◆ GOAL OF THE EXERCISE ◆
Copy each of the following rows word for word, keeping their order.

***** RECORDS SHOWN *****

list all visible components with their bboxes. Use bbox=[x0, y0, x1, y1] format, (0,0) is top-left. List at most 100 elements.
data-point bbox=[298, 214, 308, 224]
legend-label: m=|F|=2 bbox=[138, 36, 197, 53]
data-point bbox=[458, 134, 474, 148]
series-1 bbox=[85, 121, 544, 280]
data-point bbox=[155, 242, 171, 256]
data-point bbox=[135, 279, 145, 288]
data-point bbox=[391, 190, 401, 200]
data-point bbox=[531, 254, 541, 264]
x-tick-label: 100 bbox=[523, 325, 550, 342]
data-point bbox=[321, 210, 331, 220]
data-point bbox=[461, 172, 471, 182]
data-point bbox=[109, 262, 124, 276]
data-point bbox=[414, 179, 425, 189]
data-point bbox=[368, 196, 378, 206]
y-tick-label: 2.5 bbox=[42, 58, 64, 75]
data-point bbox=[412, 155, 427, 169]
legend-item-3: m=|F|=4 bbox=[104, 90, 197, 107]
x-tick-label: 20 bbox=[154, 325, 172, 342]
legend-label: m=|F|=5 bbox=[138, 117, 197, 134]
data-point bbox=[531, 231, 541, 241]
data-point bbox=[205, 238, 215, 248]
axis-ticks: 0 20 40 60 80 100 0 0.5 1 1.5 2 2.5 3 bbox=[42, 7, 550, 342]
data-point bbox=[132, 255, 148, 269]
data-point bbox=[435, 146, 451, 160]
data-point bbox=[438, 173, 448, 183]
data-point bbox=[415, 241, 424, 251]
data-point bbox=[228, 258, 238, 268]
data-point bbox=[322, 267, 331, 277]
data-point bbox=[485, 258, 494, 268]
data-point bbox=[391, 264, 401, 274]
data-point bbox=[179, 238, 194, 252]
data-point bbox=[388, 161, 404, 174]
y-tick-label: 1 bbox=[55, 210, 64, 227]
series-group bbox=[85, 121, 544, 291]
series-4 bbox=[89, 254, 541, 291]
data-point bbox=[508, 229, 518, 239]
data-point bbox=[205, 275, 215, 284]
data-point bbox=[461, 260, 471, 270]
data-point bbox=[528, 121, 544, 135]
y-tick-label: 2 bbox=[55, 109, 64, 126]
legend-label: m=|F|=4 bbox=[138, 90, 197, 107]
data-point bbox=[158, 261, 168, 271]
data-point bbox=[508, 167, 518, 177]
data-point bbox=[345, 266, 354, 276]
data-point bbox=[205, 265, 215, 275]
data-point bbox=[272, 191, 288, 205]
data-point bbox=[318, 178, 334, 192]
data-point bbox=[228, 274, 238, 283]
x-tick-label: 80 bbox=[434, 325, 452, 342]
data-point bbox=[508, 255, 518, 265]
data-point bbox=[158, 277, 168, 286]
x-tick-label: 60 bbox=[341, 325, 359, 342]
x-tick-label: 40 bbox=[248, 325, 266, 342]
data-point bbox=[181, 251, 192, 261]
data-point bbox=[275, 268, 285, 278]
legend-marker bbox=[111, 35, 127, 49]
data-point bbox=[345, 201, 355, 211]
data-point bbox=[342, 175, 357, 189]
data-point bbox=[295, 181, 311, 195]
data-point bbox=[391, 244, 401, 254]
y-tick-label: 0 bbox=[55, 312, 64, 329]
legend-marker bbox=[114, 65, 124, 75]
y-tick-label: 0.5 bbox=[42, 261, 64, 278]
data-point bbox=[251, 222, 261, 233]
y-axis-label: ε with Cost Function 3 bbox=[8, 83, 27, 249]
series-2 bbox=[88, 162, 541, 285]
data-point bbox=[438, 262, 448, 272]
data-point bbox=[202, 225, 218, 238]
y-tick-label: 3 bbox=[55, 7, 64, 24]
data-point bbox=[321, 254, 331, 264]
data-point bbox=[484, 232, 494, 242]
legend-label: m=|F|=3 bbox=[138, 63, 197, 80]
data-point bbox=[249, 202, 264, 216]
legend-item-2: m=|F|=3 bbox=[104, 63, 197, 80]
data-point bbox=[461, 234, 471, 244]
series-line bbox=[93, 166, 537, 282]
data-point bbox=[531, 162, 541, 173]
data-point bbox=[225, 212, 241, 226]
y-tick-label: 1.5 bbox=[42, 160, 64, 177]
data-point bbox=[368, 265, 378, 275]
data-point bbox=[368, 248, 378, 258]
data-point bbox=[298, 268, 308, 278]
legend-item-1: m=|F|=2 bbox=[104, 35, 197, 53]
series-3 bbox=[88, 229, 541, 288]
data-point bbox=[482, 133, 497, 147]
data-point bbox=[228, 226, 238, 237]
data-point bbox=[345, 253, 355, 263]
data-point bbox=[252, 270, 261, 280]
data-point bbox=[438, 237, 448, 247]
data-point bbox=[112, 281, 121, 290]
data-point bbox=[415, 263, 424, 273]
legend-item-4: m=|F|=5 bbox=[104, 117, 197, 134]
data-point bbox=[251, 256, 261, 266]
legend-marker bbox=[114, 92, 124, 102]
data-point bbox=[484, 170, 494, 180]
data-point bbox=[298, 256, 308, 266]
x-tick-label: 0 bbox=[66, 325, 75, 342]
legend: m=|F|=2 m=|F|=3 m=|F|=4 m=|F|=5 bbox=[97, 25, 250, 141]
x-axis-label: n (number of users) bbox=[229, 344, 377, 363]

*****

◆ FULL SOLUTION ◆
list all visible components with their bboxes. Use bbox=[x0, y0, x1, y1] format, (0,0) is top-left. List at most 100 elements.
data-point bbox=[298, 214, 308, 224]
legend-label: m=|F|=2 bbox=[138, 36, 197, 53]
data-point bbox=[458, 134, 474, 148]
series-1 bbox=[85, 121, 544, 280]
data-point bbox=[155, 242, 171, 256]
data-point bbox=[135, 279, 145, 288]
data-point bbox=[391, 190, 401, 200]
data-point bbox=[531, 254, 541, 264]
x-tick-label: 100 bbox=[523, 325, 550, 342]
data-point bbox=[321, 210, 331, 220]
data-point bbox=[461, 172, 471, 182]
data-point bbox=[109, 262, 124, 276]
data-point bbox=[414, 179, 425, 189]
data-point bbox=[368, 196, 378, 206]
y-tick-label: 2.5 bbox=[42, 58, 64, 75]
data-point bbox=[412, 155, 427, 169]
legend-item-3: m=|F|=4 bbox=[104, 90, 197, 107]
x-tick-label: 20 bbox=[154, 325, 172, 342]
legend-label: m=|F|=5 bbox=[138, 117, 197, 134]
data-point bbox=[531, 231, 541, 241]
data-point bbox=[205, 238, 215, 248]
axis-ticks: 0 20 40 60 80 100 0 0.5 1 1.5 2 2.5 3 bbox=[42, 7, 550, 342]
data-point bbox=[132, 255, 148, 269]
data-point bbox=[435, 146, 451, 160]
data-point bbox=[438, 173, 448, 183]
data-point bbox=[415, 241, 424, 251]
data-point bbox=[228, 258, 238, 268]
data-point bbox=[322, 267, 331, 277]
data-point bbox=[485, 258, 494, 268]
data-point bbox=[391, 264, 401, 274]
data-point bbox=[179, 238, 194, 252]
data-point bbox=[388, 161, 404, 174]
y-tick-label: 1 bbox=[55, 210, 64, 227]
series-group bbox=[85, 121, 544, 291]
series-4 bbox=[89, 254, 541, 291]
data-point bbox=[508, 229, 518, 239]
data-point bbox=[205, 275, 215, 284]
data-point bbox=[461, 260, 471, 270]
data-point bbox=[528, 121, 544, 135]
y-tick-label: 2 bbox=[55, 109, 64, 126]
legend-label: m=|F|=4 bbox=[138, 90, 197, 107]
data-point bbox=[158, 261, 168, 271]
data-point bbox=[508, 167, 518, 177]
data-point bbox=[345, 266, 354, 276]
data-point bbox=[205, 265, 215, 275]
data-point bbox=[272, 191, 288, 205]
data-point bbox=[318, 178, 334, 192]
data-point bbox=[228, 274, 238, 283]
x-tick-label: 80 bbox=[434, 325, 452, 342]
data-point bbox=[508, 255, 518, 265]
data-point bbox=[158, 277, 168, 286]
x-tick-label: 60 bbox=[341, 325, 359, 342]
x-tick-label: 40 bbox=[248, 325, 266, 342]
data-point bbox=[181, 251, 192, 261]
data-point bbox=[275, 268, 285, 278]
legend-marker bbox=[111, 35, 127, 49]
data-point bbox=[345, 201, 355, 211]
data-point bbox=[342, 175, 357, 189]
data-point bbox=[295, 181, 311, 195]
data-point bbox=[391, 244, 401, 254]
y-tick-label: 0 bbox=[55, 312, 64, 329]
legend-marker bbox=[114, 65, 124, 75]
y-tick-label: 0.5 bbox=[42, 261, 64, 278]
data-point bbox=[251, 222, 261, 233]
y-axis-label: ε with Cost Function 3 bbox=[8, 83, 27, 249]
series-2 bbox=[88, 162, 541, 285]
data-point bbox=[438, 262, 448, 272]
data-point bbox=[202, 225, 218, 238]
y-tick-label: 3 bbox=[55, 7, 64, 24]
data-point bbox=[321, 254, 331, 264]
data-point bbox=[484, 232, 494, 242]
legend-label: m=|F|=3 bbox=[138, 63, 197, 80]
data-point bbox=[249, 202, 264, 216]
legend-item-2: m=|F|=3 bbox=[104, 63, 197, 80]
data-point bbox=[461, 234, 471, 244]
series-line bbox=[93, 166, 537, 282]
data-point bbox=[531, 162, 541, 173]
data-point bbox=[225, 212, 241, 226]
y-tick-label: 1.5 bbox=[42, 160, 64, 177]
data-point bbox=[368, 265, 378, 275]
data-point bbox=[368, 248, 378, 258]
data-point bbox=[298, 268, 308, 278]
legend-item-1: m=|F|=2 bbox=[104, 35, 197, 53]
series-3 bbox=[88, 229, 541, 288]
data-point bbox=[482, 133, 497, 147]
data-point bbox=[228, 226, 238, 237]
data-point bbox=[345, 253, 355, 263]
data-point bbox=[252, 270, 261, 280]
data-point bbox=[438, 237, 448, 247]
data-point bbox=[112, 281, 121, 290]
data-point bbox=[415, 263, 424, 273]
legend-item-4: m=|F|=5 bbox=[104, 117, 197, 134]
data-point bbox=[251, 256, 261, 266]
legend-marker bbox=[114, 92, 124, 102]
data-point bbox=[484, 170, 494, 180]
data-point bbox=[298, 256, 308, 266]
x-tick-label: 0 bbox=[66, 325, 75, 342]
legend: m=|F|=2 m=|F|=3 m=|F|=4 m=|F|=5 bbox=[97, 25, 250, 141]
x-axis-label: n (number of users) bbox=[229, 344, 377, 363]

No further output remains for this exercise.